#### Records provided:

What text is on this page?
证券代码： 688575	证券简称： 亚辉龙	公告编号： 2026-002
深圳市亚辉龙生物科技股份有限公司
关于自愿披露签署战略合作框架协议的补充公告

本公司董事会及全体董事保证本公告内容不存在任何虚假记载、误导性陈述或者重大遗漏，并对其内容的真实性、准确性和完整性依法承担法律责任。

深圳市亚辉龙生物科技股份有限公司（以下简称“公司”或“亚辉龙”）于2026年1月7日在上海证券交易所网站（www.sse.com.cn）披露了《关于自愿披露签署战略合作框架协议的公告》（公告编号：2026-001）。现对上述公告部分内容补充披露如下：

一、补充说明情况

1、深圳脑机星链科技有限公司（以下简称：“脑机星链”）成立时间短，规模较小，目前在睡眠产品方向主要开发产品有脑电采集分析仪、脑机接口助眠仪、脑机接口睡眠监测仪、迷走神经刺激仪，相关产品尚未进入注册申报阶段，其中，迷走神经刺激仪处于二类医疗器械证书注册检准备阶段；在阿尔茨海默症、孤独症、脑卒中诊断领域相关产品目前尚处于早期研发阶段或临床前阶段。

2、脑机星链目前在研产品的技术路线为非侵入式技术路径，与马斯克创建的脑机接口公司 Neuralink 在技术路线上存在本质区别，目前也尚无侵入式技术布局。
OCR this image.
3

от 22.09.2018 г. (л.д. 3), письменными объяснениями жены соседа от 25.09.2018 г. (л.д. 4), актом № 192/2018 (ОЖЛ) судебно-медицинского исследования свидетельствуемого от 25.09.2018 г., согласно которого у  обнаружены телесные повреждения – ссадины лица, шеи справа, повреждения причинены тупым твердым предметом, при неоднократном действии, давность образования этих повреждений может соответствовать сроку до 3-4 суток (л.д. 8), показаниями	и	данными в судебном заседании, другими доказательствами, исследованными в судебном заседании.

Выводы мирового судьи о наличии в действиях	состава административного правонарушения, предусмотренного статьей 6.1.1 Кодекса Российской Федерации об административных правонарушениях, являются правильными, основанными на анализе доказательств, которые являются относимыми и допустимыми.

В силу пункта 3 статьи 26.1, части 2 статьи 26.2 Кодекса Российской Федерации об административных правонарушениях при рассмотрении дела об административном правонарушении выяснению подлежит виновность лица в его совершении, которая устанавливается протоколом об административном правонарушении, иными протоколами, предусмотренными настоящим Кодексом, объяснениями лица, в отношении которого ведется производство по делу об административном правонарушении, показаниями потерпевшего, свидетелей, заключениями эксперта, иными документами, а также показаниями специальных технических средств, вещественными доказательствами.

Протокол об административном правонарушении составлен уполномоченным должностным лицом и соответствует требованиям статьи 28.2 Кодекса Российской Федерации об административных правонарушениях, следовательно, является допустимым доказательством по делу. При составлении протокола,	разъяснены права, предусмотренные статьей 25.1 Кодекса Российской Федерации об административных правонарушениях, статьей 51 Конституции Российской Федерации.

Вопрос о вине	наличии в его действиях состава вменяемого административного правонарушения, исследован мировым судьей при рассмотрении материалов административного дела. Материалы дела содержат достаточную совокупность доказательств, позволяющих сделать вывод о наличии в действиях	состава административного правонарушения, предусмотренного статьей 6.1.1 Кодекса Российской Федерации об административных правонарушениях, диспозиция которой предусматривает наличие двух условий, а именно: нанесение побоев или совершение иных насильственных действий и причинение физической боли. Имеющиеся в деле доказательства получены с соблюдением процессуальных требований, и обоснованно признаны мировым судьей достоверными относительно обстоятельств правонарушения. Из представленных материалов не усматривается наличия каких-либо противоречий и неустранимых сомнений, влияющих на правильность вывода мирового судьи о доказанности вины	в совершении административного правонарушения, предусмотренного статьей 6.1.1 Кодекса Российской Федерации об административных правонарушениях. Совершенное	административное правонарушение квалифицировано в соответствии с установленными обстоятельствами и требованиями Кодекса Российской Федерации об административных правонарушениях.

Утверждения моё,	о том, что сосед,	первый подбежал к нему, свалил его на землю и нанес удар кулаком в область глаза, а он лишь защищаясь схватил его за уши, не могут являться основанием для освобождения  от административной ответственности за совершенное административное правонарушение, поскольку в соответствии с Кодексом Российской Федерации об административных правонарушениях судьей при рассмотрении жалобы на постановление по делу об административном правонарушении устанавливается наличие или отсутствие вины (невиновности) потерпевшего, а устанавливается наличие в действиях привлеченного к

#### Goal:
In the entries above, find each line with the string "устанавливается" and copy it.

#### Exercise output:
В силу пункта 3 статьи 26.1, части 2 статьи 26.2 Кодекса Российской Федерации об административных правонарушениях при рассмотрении дела об административном правонарушении выяснению подлежит виновность лица в его совершении, которая устанавливается протоколом об административном правонарушении, иными протоколами, предусмотренными настоящим Кодексом, объяснениями лица, в отношении которого ведется производство по делу об административном правонарушении, показаниями потерпевшего, свидетелей, заключениями эксперта, иными документами, а также показаниями специальных технических средств, вещественными доказательствами.
Утверждения моё,	о том, что сосед,	первый подбежал к нему, свалил его на землю и нанес удар кулаком в область глаза, а он лишь защищаясь схватил его за уши, не могут являться основанием для освобождения  от административной ответственности за совершенное административное правонарушение, поскольку в соответствии с Кодексом Российской Федерации об административных правонарушениях судьей при рассмотрении жалобы на постановление по делу об административном правонарушении устанавливается наличие или отсутствие вины (невиновности) потерпевшего, а устанавливается наличие в действиях привлеченного к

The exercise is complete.